Directions for this task
Keep only the lines that hold the string "chevron", filtering out the rest of the entries below.

'''

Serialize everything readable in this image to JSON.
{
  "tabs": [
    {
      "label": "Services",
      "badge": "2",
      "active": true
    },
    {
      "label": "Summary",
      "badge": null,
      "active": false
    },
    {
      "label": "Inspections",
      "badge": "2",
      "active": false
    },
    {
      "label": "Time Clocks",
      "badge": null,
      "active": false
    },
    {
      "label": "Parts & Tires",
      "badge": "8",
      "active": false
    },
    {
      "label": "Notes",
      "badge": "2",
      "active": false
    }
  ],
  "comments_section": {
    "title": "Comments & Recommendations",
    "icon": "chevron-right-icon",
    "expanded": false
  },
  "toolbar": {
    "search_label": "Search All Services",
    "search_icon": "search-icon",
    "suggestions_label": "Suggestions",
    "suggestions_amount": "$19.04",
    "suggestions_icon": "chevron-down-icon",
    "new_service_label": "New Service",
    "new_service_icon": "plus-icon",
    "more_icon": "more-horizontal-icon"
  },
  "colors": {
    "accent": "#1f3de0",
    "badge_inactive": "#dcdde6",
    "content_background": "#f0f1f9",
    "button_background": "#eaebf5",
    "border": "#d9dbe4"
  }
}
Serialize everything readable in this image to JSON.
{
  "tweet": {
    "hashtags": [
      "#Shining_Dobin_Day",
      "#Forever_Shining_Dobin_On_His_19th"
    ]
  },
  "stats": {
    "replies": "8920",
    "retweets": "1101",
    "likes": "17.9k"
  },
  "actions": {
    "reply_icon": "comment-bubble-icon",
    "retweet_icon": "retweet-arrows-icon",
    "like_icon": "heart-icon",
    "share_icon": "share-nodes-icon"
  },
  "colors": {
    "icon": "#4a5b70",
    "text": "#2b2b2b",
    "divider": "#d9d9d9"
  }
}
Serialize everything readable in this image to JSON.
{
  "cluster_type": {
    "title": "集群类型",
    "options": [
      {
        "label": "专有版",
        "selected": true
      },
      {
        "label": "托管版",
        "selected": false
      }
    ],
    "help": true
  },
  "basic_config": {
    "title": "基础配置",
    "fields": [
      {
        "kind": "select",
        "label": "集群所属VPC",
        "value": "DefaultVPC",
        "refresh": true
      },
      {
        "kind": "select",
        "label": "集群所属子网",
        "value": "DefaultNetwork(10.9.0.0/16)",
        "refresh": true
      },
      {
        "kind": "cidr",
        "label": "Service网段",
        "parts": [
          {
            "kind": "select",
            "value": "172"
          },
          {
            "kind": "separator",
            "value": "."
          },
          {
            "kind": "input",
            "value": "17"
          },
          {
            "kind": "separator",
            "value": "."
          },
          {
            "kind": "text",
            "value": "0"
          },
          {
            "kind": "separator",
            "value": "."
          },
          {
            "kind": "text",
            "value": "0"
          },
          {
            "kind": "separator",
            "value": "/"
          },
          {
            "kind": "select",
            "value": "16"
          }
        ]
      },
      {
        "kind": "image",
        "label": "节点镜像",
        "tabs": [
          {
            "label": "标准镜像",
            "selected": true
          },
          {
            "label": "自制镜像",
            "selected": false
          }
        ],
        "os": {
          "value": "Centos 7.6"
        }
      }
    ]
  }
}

'''

Result for this exercise
    "icon": "chevron-right-icon",
    "suggestions_icon": "chevron-down-icon",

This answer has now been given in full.